Copy each line below in which the word "Позиция" occurs.

___ Records provided

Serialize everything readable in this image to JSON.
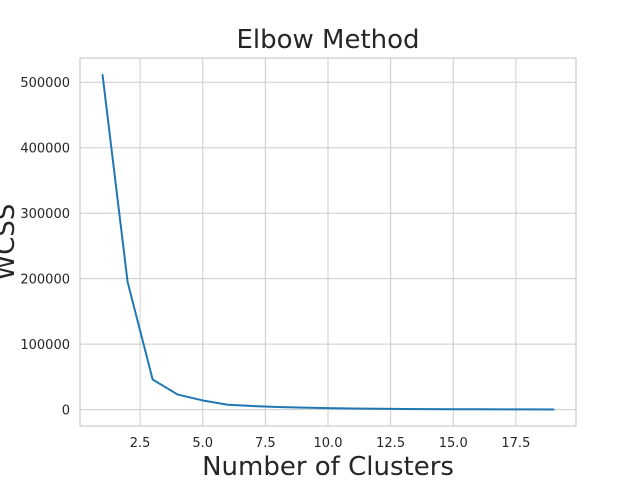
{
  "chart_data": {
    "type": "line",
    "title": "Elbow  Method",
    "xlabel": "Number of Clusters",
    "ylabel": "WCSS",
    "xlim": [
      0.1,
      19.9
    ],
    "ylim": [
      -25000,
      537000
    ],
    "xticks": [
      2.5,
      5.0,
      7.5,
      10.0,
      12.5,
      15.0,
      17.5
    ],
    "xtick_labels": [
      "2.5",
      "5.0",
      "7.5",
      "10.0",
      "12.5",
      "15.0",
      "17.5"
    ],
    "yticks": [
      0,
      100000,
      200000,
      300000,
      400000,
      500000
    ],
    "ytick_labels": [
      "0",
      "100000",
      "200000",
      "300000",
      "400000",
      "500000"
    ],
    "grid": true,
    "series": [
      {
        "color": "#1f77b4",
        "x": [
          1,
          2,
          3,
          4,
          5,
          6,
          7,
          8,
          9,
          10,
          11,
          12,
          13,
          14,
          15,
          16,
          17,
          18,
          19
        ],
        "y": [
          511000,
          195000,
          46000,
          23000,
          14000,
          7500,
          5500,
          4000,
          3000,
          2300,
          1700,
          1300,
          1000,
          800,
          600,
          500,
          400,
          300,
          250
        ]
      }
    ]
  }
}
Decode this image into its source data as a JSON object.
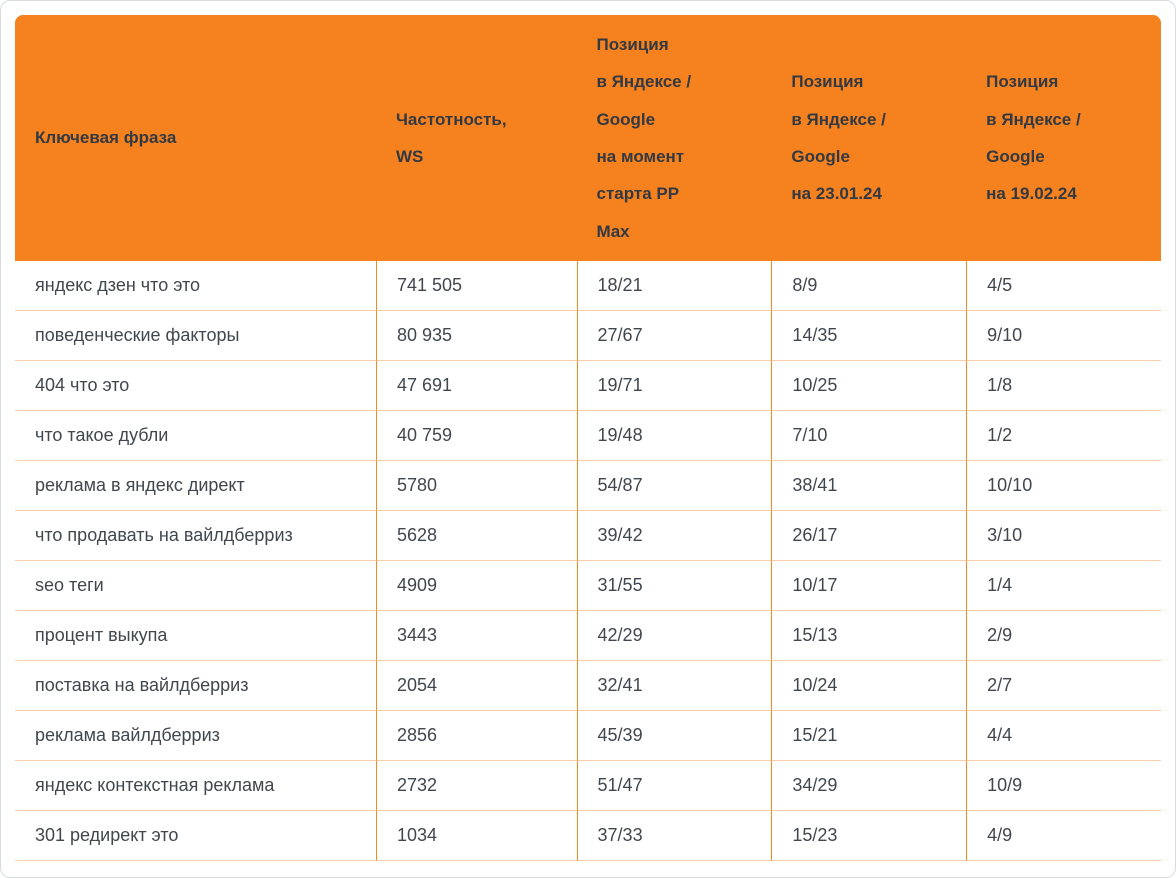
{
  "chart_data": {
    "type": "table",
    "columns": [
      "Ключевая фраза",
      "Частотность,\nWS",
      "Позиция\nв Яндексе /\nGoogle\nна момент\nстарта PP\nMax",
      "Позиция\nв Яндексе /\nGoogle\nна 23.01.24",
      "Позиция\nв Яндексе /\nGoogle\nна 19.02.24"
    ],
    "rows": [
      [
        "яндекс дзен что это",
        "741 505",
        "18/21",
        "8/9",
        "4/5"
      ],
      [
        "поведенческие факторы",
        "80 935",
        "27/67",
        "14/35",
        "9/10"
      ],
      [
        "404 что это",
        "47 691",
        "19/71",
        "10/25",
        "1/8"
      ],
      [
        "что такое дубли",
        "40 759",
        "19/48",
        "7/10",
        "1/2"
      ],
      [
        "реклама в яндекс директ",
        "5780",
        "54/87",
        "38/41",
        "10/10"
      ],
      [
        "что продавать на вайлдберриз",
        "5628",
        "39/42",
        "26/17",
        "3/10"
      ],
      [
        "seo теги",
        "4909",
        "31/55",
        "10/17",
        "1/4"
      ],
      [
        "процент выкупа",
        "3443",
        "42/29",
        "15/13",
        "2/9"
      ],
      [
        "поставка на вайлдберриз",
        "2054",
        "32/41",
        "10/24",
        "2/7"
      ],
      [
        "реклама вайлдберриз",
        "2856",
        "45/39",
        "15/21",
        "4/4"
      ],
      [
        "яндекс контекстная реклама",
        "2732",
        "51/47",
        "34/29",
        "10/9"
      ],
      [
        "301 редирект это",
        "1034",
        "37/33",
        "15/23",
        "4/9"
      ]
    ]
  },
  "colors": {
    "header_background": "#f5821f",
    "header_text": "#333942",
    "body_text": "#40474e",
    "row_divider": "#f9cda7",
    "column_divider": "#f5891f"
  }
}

______

__Result of the exercise__:
      "Позиция\nв Яндексе /\nGoogle\nна момент\nстарта PP\nMax",
      "Позиция\nв Яндексе /\nGoogle\nна 23.01.24",
      "Позиция\nв Яндексе /\nGoogle\nна 19.02.24"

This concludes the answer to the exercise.